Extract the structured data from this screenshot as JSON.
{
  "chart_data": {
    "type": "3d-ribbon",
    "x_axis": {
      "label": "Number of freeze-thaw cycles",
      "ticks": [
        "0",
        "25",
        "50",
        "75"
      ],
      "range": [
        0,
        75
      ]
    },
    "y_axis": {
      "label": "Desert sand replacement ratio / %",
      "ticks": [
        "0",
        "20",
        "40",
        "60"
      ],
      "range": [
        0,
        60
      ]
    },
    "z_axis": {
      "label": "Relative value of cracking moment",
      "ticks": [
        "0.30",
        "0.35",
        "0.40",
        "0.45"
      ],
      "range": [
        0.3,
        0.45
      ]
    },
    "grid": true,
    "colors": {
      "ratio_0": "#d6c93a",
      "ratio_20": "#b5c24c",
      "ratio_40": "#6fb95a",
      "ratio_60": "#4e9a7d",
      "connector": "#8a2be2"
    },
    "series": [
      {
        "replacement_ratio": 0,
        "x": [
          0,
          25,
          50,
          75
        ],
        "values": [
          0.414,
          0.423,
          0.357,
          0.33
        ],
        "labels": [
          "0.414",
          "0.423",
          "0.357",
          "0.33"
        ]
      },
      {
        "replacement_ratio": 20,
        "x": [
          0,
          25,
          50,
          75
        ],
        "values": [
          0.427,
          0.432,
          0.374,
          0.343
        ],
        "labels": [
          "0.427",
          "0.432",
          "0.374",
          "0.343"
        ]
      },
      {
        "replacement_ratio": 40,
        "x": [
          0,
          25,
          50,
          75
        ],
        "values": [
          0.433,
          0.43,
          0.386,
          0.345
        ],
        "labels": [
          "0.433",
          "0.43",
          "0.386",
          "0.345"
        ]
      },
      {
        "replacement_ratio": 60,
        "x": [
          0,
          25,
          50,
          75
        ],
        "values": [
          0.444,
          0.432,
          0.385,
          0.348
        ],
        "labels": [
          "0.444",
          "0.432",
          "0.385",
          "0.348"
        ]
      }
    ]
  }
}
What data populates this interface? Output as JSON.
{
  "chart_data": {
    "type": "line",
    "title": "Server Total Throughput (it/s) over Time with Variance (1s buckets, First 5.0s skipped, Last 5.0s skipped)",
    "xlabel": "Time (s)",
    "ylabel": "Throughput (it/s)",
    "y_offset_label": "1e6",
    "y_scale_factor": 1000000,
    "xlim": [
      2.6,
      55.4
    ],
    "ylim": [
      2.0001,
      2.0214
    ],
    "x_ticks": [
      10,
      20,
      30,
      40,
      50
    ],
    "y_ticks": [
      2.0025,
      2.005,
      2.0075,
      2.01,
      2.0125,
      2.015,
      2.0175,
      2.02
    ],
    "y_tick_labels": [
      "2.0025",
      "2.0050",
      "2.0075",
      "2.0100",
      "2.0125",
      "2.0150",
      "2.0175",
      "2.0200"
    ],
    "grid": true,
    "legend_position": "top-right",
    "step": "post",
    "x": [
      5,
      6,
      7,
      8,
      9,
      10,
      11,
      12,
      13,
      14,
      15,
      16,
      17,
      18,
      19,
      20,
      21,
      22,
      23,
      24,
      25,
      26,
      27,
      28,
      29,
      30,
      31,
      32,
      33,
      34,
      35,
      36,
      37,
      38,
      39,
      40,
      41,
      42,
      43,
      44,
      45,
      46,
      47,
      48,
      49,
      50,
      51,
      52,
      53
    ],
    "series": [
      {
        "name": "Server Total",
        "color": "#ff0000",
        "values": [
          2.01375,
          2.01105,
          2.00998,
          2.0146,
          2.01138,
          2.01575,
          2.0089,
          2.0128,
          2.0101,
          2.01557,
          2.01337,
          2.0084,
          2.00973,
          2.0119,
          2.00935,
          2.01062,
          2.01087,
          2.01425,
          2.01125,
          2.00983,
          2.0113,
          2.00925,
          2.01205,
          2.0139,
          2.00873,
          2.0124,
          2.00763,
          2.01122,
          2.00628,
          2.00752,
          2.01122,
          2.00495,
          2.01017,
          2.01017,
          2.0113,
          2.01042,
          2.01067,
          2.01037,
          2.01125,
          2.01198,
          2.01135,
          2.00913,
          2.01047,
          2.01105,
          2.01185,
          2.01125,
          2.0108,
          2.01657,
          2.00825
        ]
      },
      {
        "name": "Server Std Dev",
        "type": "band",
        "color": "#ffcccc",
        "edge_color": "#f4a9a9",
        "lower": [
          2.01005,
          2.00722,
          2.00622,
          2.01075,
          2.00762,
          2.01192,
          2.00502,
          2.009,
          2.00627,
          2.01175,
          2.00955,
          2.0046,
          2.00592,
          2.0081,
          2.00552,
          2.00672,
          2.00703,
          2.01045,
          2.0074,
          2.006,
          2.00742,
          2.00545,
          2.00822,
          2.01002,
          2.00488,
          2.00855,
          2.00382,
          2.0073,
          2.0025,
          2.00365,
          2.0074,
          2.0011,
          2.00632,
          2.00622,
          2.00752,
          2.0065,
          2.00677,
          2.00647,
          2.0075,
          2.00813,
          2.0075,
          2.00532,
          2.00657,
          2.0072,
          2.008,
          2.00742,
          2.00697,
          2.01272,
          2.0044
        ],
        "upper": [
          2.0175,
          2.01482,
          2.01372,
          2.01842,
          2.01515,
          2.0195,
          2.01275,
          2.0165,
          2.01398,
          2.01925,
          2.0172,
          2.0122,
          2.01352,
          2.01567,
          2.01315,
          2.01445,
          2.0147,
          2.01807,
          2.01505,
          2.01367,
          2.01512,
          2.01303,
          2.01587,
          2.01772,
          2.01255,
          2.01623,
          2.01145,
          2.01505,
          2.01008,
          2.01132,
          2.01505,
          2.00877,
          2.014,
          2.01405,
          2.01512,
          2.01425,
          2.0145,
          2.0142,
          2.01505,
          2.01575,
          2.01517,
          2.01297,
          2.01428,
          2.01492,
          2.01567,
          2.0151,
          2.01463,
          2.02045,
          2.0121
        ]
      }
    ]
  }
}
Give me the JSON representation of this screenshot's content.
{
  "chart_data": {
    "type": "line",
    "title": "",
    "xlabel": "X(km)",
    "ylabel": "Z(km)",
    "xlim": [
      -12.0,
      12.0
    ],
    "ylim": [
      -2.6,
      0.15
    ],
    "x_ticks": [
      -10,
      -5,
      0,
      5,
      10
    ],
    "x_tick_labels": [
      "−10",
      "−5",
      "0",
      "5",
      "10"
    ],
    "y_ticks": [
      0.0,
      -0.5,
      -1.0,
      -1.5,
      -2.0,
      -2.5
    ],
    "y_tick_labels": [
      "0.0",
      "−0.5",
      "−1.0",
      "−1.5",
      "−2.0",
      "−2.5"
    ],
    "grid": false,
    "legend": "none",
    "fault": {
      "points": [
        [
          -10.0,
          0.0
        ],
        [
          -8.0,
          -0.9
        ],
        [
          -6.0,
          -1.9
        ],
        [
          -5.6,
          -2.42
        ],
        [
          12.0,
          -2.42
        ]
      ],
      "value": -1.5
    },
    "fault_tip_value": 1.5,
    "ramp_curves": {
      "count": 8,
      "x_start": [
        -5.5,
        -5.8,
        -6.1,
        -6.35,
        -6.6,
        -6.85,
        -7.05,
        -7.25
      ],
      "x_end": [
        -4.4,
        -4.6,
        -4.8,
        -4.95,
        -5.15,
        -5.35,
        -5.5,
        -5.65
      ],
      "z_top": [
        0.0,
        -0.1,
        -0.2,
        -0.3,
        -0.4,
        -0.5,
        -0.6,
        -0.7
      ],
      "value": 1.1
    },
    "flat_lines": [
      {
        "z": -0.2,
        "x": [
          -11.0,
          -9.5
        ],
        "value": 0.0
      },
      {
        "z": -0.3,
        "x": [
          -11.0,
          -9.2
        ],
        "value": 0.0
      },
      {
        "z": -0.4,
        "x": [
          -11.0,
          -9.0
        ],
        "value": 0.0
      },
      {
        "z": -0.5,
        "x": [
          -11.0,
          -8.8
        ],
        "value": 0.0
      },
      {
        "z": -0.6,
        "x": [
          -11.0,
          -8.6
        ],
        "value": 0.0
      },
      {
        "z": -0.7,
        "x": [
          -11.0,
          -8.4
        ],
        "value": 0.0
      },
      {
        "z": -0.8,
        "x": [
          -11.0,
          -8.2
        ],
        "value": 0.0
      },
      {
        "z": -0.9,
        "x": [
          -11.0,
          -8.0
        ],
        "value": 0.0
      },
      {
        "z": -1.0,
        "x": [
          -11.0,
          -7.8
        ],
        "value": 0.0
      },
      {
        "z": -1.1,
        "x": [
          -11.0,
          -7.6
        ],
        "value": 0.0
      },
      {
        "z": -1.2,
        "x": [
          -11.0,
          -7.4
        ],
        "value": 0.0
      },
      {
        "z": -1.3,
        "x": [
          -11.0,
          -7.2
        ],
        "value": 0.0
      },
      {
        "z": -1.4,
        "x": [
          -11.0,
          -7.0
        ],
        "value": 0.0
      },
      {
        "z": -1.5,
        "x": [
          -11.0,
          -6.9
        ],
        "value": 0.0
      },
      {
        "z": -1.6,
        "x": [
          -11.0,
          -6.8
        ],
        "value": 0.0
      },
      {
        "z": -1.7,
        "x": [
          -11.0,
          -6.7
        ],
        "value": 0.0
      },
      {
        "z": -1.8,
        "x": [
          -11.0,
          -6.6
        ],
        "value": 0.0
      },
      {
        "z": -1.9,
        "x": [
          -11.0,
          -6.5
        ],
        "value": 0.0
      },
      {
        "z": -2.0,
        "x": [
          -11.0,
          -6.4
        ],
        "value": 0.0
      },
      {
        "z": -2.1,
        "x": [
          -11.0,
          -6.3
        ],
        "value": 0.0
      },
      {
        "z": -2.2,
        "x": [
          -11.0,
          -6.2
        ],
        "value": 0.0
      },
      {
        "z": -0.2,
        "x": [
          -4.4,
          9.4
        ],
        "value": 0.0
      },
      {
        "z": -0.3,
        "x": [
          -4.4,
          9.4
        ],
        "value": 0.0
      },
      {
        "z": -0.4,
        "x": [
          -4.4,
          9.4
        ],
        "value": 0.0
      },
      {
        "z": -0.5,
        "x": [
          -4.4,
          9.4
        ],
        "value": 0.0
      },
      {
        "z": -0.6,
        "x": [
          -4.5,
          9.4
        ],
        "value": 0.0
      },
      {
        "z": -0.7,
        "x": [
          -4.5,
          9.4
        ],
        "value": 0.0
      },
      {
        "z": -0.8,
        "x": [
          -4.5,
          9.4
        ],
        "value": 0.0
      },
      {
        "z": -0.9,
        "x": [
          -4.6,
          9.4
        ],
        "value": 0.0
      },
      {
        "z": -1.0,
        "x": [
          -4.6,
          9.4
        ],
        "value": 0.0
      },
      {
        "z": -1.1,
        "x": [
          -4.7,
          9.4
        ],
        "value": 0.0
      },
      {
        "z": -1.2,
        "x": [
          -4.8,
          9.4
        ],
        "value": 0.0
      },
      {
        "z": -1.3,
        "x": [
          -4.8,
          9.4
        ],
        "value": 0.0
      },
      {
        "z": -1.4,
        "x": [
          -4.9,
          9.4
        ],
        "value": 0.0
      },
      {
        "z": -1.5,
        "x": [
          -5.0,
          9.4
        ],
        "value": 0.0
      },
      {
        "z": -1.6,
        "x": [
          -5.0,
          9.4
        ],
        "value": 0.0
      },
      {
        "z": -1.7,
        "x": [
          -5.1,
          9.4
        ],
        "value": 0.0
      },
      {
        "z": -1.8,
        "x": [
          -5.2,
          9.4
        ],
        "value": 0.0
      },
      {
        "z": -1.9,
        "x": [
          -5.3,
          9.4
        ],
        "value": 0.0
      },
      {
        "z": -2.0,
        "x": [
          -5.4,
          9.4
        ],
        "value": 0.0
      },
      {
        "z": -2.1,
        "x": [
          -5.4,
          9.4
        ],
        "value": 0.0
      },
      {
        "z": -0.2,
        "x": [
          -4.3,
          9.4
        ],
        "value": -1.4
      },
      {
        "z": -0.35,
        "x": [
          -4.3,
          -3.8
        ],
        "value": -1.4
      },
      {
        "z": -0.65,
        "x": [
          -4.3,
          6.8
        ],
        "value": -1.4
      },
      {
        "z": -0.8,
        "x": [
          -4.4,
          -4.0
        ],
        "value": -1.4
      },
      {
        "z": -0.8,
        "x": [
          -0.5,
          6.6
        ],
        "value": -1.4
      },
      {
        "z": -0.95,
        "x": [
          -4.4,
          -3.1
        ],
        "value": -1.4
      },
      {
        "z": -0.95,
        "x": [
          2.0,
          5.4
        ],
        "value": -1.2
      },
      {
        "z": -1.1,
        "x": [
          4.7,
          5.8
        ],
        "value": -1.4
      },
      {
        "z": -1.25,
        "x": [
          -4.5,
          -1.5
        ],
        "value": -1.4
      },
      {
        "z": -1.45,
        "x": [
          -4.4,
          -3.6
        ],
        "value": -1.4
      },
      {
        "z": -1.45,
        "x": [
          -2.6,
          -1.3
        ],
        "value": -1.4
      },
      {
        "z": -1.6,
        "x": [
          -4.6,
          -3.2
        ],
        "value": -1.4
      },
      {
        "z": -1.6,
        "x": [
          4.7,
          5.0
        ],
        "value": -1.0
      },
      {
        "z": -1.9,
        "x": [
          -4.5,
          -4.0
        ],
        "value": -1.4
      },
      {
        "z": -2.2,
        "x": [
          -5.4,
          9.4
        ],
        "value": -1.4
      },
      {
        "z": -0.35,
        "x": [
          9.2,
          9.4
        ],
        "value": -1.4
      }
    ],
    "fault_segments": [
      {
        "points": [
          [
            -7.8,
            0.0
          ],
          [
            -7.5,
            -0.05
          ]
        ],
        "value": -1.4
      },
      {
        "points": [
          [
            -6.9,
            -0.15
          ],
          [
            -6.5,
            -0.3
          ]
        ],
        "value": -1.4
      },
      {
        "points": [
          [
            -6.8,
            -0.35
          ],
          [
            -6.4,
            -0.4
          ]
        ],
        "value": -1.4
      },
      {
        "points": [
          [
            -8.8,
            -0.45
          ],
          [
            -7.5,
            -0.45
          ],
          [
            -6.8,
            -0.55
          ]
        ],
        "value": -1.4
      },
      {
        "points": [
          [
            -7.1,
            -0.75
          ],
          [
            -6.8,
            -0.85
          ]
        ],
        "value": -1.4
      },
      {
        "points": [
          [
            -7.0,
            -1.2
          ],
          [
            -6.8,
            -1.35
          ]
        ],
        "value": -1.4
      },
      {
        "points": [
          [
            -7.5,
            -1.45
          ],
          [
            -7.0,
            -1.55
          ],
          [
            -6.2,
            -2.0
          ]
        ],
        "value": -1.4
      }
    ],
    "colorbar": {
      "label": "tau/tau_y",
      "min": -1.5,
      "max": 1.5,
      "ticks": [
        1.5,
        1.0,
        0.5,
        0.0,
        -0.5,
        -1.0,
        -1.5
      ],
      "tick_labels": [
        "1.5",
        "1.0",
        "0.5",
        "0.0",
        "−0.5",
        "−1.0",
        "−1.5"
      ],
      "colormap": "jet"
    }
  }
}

________________________

GIVEN INSTRUCTION:
Copy all lines from the material that hold "title".

EXERCISE ANSWER:
    "title": "Server Total Throughput (it/s) over Time with Variance (1s buckets, First 5.0s skipped, Last 5.0s skipped)",
    "title": "",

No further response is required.